Supplied entries:
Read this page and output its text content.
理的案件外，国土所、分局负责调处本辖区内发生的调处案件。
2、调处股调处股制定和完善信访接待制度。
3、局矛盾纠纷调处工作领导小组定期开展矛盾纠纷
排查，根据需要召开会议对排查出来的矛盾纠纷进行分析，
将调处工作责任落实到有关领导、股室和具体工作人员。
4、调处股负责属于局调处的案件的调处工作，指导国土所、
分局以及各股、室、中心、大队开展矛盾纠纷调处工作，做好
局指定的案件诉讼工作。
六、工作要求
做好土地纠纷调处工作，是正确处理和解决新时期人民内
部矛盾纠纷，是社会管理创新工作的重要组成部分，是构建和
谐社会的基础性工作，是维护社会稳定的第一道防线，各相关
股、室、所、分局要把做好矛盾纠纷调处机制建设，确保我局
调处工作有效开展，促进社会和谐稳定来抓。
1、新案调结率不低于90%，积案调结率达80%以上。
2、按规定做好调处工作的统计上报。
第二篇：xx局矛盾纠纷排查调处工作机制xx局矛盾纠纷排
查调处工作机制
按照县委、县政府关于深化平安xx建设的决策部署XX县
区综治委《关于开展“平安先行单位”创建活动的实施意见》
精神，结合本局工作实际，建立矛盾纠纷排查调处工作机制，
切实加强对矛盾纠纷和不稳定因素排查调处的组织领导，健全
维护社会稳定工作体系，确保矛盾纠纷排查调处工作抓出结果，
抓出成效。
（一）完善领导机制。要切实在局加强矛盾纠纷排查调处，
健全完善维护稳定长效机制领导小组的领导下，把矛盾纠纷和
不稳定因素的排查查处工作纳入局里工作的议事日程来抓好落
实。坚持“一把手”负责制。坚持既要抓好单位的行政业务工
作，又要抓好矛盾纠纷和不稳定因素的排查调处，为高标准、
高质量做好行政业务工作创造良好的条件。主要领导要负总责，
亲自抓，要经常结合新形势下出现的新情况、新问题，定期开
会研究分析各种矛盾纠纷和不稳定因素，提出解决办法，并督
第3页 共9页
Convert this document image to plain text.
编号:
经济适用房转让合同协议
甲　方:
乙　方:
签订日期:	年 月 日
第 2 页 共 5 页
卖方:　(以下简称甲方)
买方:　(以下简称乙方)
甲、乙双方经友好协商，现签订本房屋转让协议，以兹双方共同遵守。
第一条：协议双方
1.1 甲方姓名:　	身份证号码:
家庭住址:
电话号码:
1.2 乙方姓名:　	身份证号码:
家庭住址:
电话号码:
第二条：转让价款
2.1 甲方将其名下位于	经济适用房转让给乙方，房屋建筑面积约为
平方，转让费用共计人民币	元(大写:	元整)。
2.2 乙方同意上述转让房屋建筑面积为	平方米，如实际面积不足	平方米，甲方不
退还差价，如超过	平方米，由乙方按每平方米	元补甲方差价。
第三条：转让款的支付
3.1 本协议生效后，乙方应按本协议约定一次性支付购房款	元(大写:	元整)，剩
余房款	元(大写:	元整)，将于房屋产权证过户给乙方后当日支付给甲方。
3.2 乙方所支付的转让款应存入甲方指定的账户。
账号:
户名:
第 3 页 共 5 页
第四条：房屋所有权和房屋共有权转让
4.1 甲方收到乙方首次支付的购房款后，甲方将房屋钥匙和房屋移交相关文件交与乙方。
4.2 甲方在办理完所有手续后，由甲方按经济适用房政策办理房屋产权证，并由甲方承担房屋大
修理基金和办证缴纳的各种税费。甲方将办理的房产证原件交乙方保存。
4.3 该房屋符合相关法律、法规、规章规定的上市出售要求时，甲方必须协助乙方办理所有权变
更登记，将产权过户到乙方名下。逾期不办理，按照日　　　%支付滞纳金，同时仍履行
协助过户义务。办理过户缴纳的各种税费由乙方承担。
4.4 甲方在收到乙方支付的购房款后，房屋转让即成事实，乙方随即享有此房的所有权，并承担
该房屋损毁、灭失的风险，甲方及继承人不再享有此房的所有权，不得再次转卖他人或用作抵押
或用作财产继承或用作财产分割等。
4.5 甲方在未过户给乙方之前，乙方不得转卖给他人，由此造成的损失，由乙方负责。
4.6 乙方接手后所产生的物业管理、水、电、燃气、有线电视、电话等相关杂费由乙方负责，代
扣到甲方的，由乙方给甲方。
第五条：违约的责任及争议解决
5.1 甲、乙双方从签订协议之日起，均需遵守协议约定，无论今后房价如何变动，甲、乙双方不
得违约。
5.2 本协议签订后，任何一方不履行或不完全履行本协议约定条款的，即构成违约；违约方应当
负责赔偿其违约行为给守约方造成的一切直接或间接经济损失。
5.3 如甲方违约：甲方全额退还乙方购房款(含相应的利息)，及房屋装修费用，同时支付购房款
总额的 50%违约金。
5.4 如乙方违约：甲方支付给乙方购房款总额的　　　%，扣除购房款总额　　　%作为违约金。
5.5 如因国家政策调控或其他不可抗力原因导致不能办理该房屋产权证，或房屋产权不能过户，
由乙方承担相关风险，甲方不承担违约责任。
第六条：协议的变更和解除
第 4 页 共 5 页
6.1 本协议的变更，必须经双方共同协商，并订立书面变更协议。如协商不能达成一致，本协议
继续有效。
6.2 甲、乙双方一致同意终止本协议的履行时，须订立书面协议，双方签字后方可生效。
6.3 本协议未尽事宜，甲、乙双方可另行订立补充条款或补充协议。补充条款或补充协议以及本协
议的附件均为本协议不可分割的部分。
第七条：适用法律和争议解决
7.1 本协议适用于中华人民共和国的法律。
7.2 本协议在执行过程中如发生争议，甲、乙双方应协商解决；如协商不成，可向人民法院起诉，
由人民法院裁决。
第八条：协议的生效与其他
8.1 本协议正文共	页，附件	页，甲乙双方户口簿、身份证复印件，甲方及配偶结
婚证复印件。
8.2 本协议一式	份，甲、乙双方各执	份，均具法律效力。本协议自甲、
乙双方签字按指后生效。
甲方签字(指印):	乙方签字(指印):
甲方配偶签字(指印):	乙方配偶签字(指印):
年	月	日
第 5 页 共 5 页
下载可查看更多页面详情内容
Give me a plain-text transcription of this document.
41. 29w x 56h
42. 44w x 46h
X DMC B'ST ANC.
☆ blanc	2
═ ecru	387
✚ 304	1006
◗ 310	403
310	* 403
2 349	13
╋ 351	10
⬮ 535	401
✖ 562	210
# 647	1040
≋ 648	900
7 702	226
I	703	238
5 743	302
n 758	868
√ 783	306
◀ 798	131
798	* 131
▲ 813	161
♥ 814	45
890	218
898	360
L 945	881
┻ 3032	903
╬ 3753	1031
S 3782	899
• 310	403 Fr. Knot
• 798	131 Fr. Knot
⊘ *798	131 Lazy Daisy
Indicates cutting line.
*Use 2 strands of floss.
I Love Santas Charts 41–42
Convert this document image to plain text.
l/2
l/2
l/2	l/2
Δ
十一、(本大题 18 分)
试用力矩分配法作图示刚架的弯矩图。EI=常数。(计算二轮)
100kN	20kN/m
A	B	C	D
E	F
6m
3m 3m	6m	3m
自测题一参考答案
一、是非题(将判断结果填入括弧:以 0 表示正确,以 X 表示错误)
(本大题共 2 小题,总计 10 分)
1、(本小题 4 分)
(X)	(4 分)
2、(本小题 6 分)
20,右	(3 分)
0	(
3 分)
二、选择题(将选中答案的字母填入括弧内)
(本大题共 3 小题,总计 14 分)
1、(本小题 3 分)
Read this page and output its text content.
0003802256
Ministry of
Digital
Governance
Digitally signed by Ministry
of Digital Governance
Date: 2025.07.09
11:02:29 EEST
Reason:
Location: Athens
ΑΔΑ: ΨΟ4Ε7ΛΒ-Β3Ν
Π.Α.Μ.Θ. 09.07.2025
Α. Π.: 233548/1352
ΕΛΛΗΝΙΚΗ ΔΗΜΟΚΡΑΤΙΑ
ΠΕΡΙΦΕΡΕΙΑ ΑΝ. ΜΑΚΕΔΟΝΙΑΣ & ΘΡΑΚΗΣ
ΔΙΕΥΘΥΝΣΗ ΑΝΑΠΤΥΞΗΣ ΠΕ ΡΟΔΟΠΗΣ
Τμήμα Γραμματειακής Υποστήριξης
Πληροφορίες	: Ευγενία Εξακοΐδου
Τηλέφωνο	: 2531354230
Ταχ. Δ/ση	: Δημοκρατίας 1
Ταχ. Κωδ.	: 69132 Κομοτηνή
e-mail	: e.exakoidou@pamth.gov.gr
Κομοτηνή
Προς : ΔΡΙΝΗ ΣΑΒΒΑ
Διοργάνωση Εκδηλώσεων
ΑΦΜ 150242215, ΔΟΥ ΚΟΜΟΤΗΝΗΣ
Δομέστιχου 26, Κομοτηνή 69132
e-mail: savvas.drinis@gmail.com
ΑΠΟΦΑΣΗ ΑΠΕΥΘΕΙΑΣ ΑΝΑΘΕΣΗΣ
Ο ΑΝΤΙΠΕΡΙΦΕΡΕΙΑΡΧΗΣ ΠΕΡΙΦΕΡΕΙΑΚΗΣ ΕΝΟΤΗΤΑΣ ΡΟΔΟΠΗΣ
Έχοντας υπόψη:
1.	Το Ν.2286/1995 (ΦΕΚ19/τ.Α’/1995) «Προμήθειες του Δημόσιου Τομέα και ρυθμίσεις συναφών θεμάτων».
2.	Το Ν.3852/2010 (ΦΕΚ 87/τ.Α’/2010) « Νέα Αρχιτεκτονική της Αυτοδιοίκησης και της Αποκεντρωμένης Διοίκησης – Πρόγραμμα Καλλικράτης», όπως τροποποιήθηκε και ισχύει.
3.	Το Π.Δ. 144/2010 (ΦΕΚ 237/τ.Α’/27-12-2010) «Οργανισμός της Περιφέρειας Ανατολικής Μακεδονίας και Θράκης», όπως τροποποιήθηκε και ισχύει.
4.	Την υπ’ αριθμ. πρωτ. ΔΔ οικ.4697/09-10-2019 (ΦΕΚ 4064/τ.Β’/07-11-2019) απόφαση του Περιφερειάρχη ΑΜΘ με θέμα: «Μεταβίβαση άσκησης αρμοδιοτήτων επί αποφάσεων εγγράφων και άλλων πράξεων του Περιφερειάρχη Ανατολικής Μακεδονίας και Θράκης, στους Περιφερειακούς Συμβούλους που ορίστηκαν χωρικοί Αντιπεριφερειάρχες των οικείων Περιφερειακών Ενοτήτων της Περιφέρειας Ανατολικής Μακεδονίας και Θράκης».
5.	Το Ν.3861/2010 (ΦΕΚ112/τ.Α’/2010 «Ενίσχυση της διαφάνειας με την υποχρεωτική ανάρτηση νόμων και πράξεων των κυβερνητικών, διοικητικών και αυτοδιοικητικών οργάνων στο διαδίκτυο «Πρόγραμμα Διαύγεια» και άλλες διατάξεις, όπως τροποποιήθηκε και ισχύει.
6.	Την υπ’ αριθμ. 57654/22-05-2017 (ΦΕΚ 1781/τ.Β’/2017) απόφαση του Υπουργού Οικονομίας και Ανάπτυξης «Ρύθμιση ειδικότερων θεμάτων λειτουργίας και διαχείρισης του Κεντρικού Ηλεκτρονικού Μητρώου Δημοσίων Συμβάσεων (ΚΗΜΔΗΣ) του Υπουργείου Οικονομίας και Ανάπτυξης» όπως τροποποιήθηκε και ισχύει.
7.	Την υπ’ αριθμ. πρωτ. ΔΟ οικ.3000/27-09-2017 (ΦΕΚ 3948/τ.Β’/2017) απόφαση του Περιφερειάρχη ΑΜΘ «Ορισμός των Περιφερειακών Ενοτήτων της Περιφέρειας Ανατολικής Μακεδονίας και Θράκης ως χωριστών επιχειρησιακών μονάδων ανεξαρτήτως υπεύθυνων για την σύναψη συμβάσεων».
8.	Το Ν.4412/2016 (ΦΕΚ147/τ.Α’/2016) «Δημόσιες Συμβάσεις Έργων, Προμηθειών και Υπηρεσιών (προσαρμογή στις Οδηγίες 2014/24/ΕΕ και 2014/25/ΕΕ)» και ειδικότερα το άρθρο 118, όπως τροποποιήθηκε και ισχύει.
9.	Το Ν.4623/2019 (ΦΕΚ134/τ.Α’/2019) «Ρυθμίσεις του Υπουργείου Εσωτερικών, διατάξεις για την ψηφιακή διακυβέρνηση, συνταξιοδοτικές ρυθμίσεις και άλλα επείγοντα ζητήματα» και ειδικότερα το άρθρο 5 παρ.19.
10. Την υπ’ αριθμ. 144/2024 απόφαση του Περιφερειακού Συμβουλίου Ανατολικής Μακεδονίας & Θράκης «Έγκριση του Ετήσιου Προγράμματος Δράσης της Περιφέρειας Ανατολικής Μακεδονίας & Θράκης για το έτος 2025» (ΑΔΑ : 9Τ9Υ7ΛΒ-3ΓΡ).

Exercise directions: Copy every line in the records above that contains the word "Κομοτηνή".

Exercise answer:
Ταχ. Κωδ.	: 69132 Κομοτηνή
Κομοτηνή
Δομέστιχου 26, Κομοτηνή 69132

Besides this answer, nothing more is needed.